• OBJECTIVE
Could you give the data below again, exactly and completely?

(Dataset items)
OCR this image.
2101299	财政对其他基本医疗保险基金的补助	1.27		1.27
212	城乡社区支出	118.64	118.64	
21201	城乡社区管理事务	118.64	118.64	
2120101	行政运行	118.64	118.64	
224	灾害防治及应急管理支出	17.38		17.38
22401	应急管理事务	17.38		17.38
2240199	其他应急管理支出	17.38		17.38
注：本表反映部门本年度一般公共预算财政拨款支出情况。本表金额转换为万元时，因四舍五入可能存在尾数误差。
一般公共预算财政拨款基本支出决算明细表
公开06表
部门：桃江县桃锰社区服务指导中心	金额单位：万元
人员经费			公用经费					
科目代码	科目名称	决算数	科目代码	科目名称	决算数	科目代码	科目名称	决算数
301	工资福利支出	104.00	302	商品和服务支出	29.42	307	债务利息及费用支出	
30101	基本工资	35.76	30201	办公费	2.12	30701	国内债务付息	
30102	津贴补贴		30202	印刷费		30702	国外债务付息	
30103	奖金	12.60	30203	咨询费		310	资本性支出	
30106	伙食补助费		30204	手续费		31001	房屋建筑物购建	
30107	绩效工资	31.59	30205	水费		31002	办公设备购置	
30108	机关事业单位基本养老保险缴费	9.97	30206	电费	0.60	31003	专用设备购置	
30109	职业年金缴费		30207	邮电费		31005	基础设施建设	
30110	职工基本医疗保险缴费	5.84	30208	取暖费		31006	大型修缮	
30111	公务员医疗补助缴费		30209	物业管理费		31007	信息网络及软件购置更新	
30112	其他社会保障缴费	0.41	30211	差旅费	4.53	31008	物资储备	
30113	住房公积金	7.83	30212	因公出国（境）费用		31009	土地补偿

• REPLY TO THE EXERCISE
OCR this image.
2101299	财政对其他基本医疗保险基金的补助	1.27		1.27
212	城乡社区支出	118.64	118.64	
21201	城乡社区管理事务	118.64	118.64	
2120101	行政运行	118.64	118.64	
224	灾害防治及应急管理支出	17.38		17.38
22401	应急管理事务	17.38		17.38
2240199	其他应急管理支出	17.38		17.38
注：本表反映部门本年度一般公共预算财政拨款支出情况。本表金额转换为万元时，因四舍五入可能存在尾数误差。
一般公共预算财政拨款基本支出决算明细表
公开06表
部门：桃江县桃锰社区服务指导中心	金额单位：万元
人员经费			公用经费					
科目代码	科目名称	决算数	科目代码	科目名称	决算数	科目代码	科目名称	决算数
301	工资福利支出	104.00	302	商品和服务支出	29.42	307	债务利息及费用支出	
30101	基本工资	35.76	30201	办公费	2.12	30701	国内债务付息	
30102	津贴补贴		30202	印刷费		30702	国外债务付息	
30103	奖金	12.60	30203	咨询费		310	资本性支出	
30106	伙食补助费		30204	手续费		31001	房屋建筑物购建	
30107	绩效工资	31.59	30205	水费		31002	办公设备购置	
30108	机关事业单位基本养老保险缴费	9.97	30206	电费	0.60	31003	专用设备购置	
30109	职业年金缴费		30207	邮电费		31005	基础设施建设	
30110	职工基本医疗保险缴费	5.84	30208	取暖费		31006	大型修缮	
30111	公务员医疗补助缴费		30209	物业管理费		31007	信息网络及软件购置更新	
30112	其他社会保障缴费	0.41	30211	差旅费	4.53	31008	物资储备	
30113	住房公积金	7.83	30212	因公出国（境）费用		31009	土地补偿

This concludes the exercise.